What you are asked to do
Copy all the entries below exactly, but not the pictures.

++++ Extracted entries

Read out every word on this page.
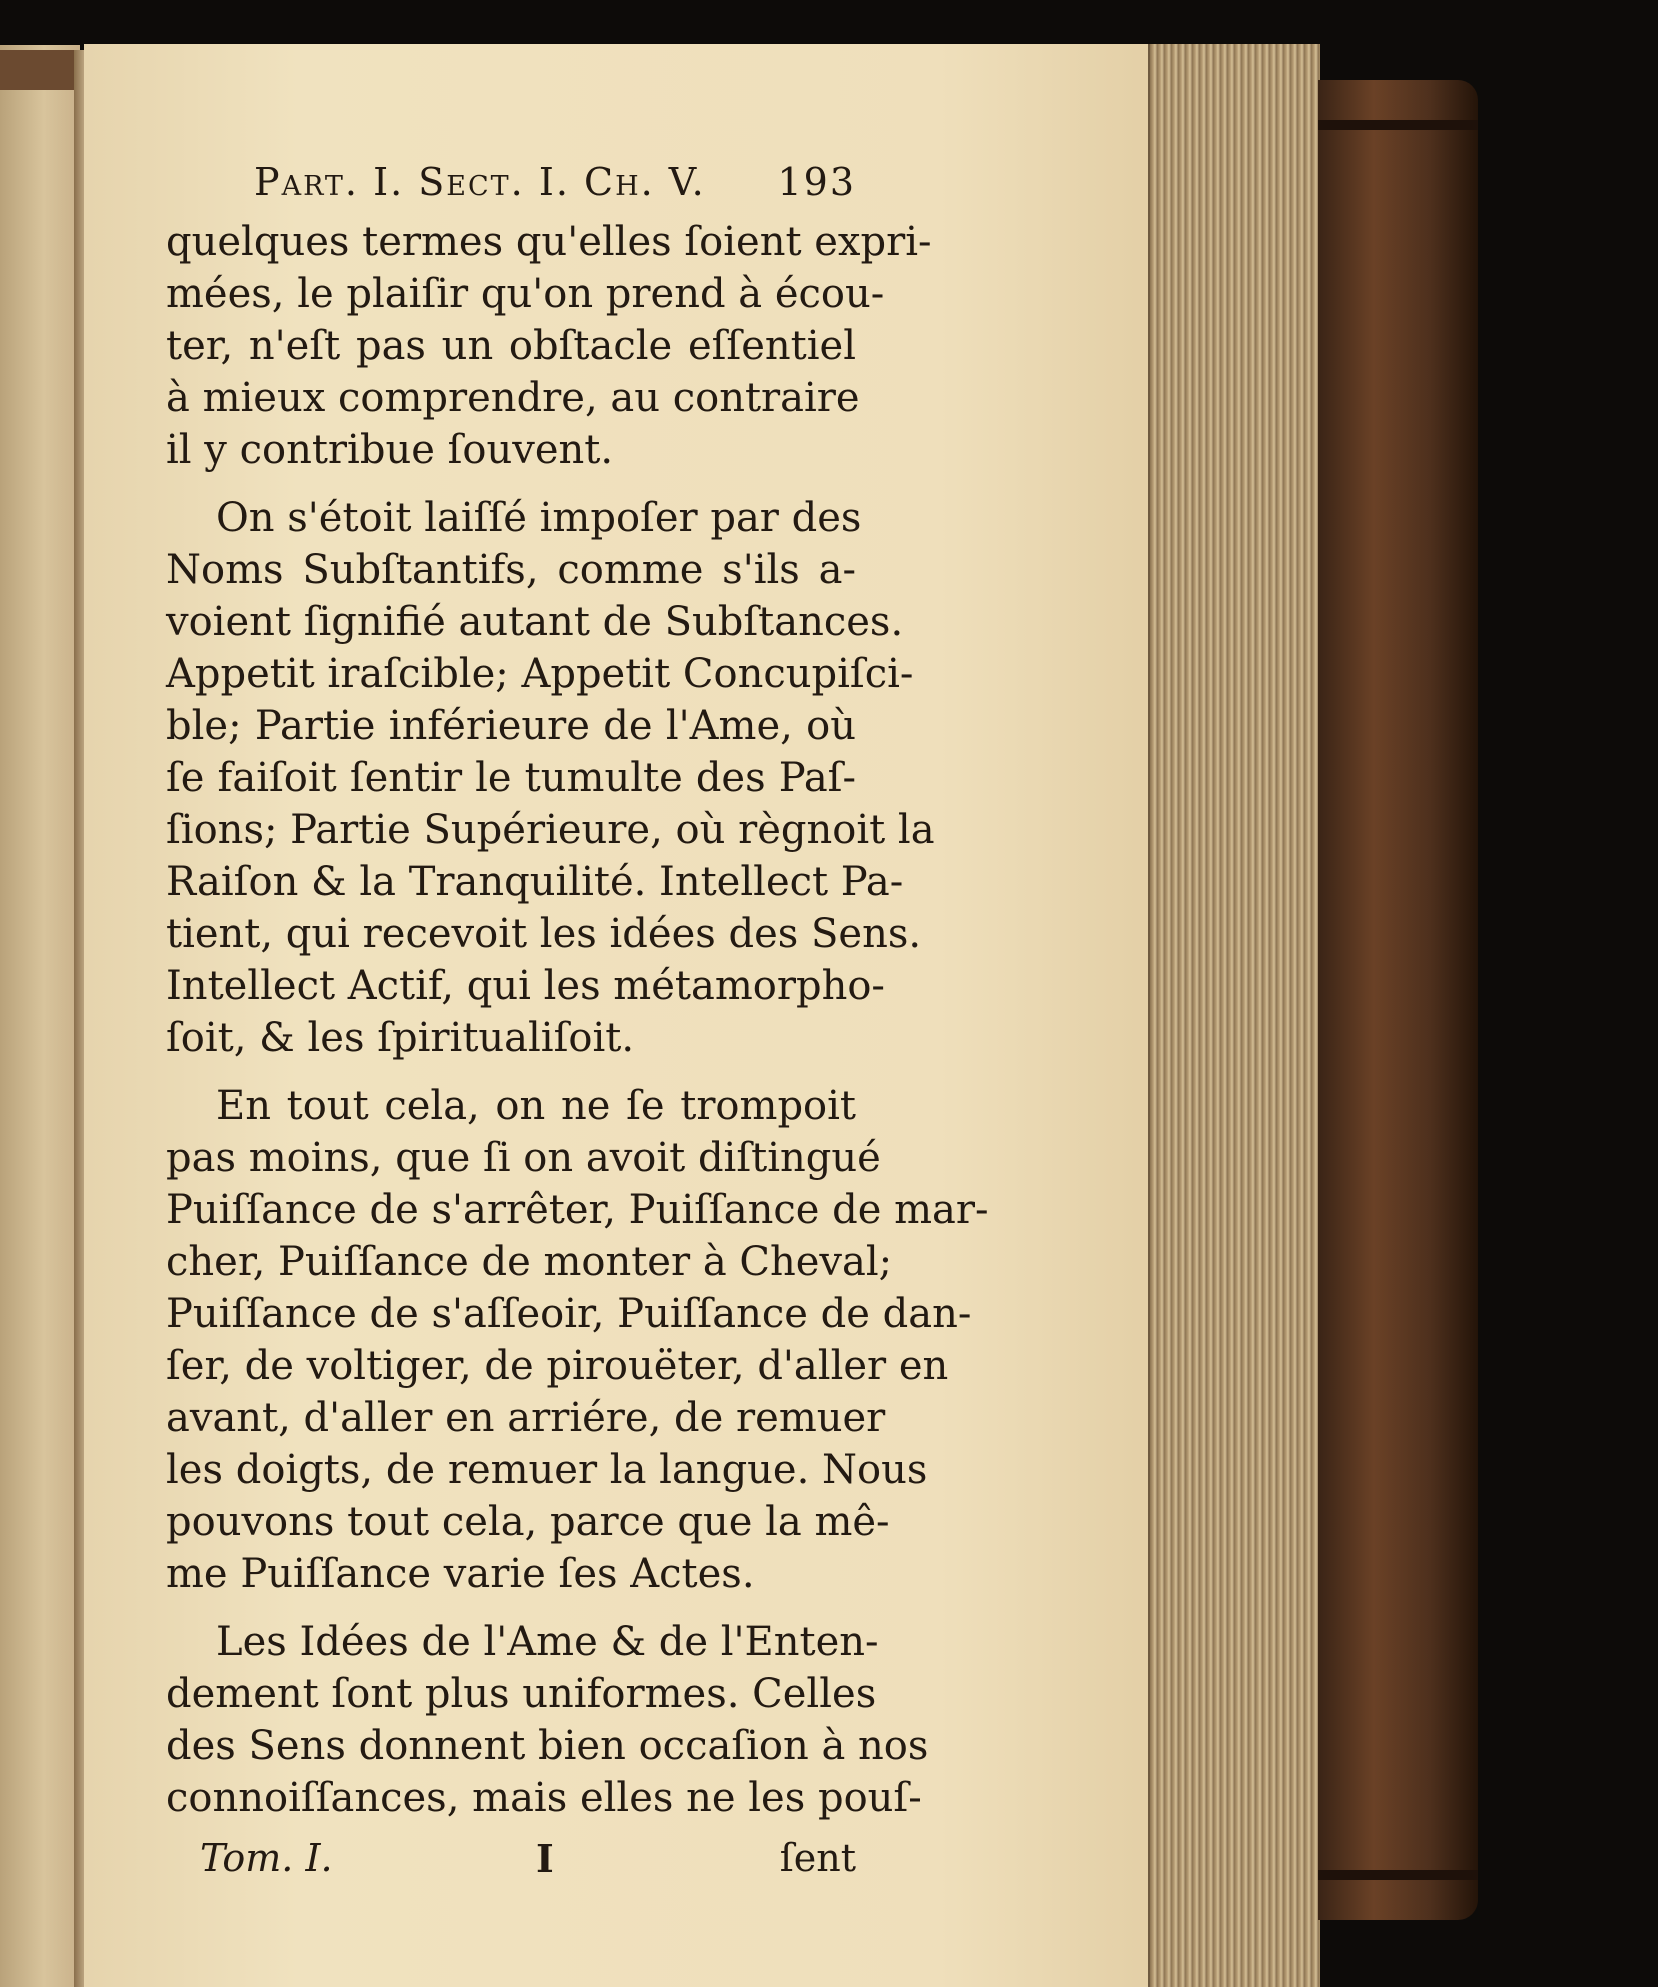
Part. I. Sect. I. Ch. V. 193
quelques termes qu'elles ſoient expri-
mées, le plaiſir qu'on prend à écou-
ter, n'eſt pas un obſtacle eſſentiel
à mieux comprendre, au contraire
il y contribue ſouvent.
On s'étoit laiſſé impoſer par des
Noms Subſtantifs, comme s'ils a-
voient ſignifié autant de Subſtances.
Appetit iraſcible; Appetit Concupiſci-
ble; Partie inférieure de l'Ame, où
ſe faiſoit ſentir le tumulte des Paſ-
ſions; Partie Supérieure, où règnoit la
Raiſon & la Tranquilité. Intellect Pa-
tient, qui recevoit les idées des Sens.
Intellect Actif, qui les métamorpho-
ſoit, & les ſpiritualiſoit.
En tout cela, on ne ſe trompoit
pas moins, que ſi on avoit diſtingué
Puiſſance de s'arrêter, Puiſſance de mar-
cher, Puiſſance de monter à Cheval;
Puiſſance de s'aſſeoir, Puiſſance de dan-
ſer, de voltiger, de pirouëter, d'aller en
avant, d'aller en arriére, de remuer
les doigts, de remuer la langue. Nous
pouvons tout cela, parce que la mê-
me Puiſſance varie ſes Actes.
Les Idées de l'Ame & de l'Enten-
dement ſont plus uniformes. Celles
des Sens donnent bien occaſion à nos
connoiſſances, mais elles ne les pouſ-
Tom. I.	I	ſent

++++++++

The result
Read out every word on this page.
Part. I. Sect. I. Ch. V. 193
quelques termes qu'elles ſoient expri-
mées, le plaiſir qu'on prend à écou-
ter, n'eſt pas un obſtacle eſſentiel
à mieux comprendre, au contraire
il y contribue ſouvent.
On s'étoit laiſſé impoſer par des
Noms Subſtantifs, comme s'ils a-
voient ſignifié autant de Subſtances.
Appetit iraſcible; Appetit Concupiſci-
ble; Partie inférieure de l'Ame, où
ſe faiſoit ſentir le tumulte des Paſ-
ſions; Partie Supérieure, où règnoit la
Raiſon & la Tranquilité. Intellect Pa-
tient, qui recevoit les idées des Sens.
Intellect Actif, qui les métamorpho-
ſoit, & les ſpiritualiſoit.
En tout cela, on ne ſe trompoit
pas moins, que ſi on avoit diſtingué
Puiſſance de s'arrêter, Puiſſance de mar-
cher, Puiſſance de monter à Cheval;
Puiſſance de s'aſſeoir, Puiſſance de dan-
ſer, de voltiger, de pirouëter, d'aller en
avant, d'aller en arriére, de remuer
les doigts, de remuer la langue. Nous
pouvons tout cela, parce que la mê-
me Puiſſance varie ſes Actes.
Les Idées de l'Ame & de l'Enten-
dement ſont plus uniformes. Celles
des Sens donnent bien occaſion à nos
connoiſſances, mais elles ne les pouſ-
Tom. I.	I	ſent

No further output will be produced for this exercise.